[INPUT FOR THIS TASK]:
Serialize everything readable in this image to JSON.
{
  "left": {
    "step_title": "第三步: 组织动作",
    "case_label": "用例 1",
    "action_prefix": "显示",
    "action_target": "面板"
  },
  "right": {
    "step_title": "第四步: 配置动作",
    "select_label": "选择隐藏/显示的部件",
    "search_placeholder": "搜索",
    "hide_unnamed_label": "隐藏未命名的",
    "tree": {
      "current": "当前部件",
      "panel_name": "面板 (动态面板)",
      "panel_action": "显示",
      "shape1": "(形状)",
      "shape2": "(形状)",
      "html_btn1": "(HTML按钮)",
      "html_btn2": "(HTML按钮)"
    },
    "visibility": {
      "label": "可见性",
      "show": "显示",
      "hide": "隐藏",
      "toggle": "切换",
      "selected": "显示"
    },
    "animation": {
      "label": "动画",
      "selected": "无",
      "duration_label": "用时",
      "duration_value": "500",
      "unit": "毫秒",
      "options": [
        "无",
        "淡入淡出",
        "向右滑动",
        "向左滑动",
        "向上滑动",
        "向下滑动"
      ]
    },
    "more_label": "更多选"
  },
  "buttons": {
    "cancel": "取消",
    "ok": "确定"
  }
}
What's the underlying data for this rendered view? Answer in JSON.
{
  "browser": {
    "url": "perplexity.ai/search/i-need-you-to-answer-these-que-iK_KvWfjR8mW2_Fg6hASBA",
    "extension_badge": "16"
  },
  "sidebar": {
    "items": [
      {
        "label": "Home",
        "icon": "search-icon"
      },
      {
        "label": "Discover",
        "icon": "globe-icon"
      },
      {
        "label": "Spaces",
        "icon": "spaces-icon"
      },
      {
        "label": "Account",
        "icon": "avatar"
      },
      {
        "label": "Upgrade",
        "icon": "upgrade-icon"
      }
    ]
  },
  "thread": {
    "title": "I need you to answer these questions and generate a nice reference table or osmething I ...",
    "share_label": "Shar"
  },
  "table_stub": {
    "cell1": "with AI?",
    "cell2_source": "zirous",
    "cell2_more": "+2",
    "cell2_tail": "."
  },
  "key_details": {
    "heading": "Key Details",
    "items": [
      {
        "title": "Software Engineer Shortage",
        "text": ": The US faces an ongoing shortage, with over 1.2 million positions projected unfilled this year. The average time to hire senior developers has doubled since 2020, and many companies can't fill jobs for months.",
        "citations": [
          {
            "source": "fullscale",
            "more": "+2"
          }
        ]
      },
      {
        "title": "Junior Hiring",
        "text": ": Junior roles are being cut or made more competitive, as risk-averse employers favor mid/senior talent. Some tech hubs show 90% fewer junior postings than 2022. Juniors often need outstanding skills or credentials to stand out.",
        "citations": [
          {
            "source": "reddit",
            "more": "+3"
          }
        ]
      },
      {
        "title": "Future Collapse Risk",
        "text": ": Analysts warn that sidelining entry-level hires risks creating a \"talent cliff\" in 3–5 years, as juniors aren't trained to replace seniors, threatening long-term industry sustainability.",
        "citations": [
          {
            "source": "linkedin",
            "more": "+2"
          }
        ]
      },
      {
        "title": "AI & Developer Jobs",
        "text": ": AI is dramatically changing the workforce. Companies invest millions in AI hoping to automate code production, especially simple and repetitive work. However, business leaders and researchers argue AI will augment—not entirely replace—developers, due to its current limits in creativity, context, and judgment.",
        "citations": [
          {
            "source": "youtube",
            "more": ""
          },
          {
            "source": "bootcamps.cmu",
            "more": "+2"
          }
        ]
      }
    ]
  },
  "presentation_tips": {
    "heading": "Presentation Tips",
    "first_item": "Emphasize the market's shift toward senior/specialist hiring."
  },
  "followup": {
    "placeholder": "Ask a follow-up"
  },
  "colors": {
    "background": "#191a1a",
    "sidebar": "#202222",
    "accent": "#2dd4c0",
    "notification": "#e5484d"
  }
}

[EXERCISE TASK]: What is the number of lines above that contain "talent"? Answer with that number only.

[ANSWER TO THIS TASK]: 2